(begin)
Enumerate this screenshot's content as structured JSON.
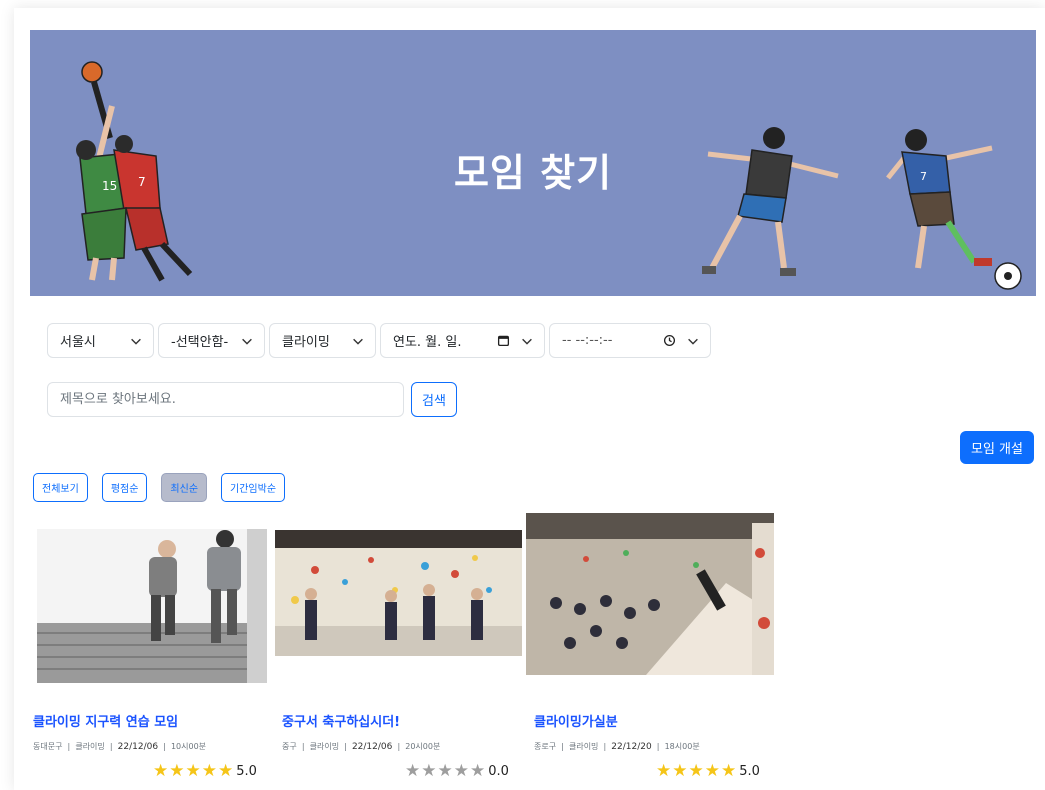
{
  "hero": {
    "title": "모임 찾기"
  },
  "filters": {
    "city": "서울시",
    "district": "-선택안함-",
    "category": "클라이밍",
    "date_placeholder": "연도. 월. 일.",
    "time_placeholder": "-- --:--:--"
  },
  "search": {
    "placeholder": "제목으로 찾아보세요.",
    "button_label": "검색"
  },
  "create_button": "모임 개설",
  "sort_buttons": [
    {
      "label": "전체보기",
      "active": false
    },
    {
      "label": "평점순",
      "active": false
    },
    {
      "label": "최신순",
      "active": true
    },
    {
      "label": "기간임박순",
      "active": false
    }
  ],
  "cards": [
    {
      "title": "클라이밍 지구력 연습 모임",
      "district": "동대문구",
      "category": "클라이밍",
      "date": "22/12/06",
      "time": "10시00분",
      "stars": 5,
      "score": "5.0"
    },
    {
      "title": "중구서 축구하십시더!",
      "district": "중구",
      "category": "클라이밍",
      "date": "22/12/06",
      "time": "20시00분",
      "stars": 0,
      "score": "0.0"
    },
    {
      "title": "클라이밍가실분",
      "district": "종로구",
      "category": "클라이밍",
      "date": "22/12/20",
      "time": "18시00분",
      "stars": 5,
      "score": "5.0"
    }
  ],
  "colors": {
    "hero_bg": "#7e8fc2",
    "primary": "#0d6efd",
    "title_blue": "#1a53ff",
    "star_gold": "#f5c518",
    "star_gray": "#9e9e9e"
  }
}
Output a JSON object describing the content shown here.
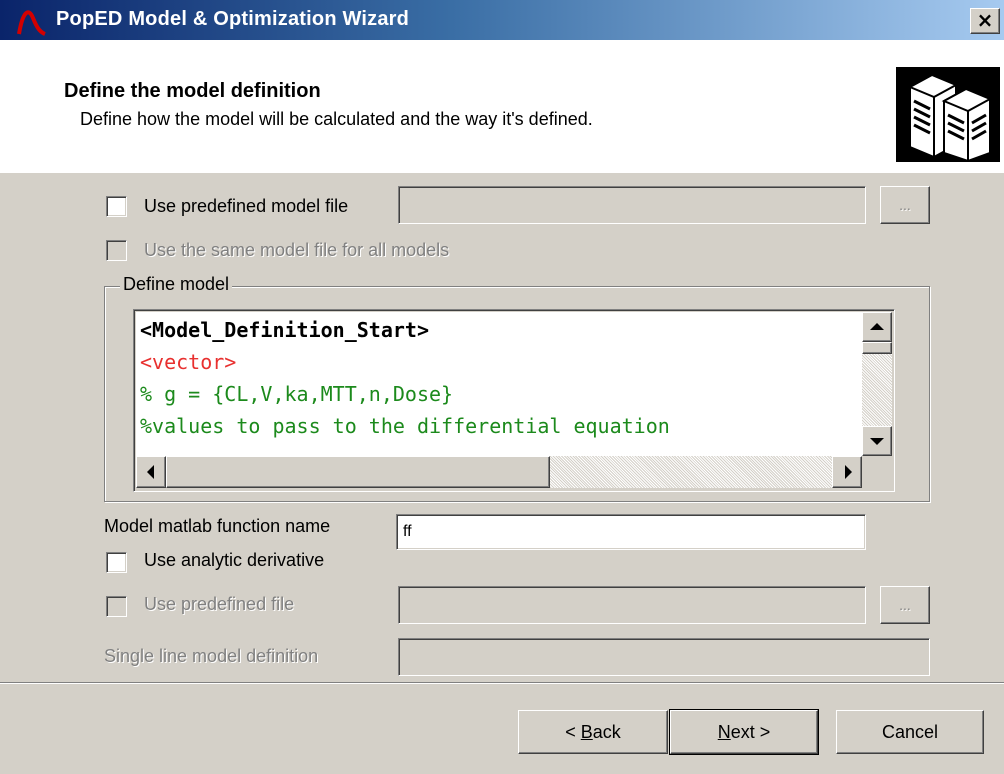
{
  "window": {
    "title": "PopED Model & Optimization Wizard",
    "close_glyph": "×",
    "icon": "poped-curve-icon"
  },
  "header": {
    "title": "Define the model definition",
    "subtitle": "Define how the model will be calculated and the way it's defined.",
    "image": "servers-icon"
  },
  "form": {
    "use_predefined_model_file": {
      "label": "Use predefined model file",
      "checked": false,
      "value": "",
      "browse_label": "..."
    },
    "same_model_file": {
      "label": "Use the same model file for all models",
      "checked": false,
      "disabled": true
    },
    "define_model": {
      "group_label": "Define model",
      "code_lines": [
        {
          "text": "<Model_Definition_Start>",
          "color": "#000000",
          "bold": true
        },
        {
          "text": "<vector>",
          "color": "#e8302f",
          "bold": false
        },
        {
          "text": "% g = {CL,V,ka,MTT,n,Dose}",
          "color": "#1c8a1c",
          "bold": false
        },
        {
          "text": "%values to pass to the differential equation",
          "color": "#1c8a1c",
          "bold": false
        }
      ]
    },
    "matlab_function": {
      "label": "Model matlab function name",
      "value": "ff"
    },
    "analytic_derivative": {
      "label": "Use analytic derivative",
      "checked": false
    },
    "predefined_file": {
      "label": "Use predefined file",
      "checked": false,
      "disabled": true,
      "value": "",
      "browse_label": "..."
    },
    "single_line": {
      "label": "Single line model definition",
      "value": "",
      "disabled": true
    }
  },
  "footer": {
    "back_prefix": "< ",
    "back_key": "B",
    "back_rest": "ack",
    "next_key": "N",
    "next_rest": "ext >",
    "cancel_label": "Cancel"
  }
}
(end)
* WORK REQUIRED *
Select all lines in the listing that include the word "content".

* RESPONSE TO THIS EXERCISE *
Enumerate this screenshot's content as structured JSON.
Output a JSON object describing the content shown here.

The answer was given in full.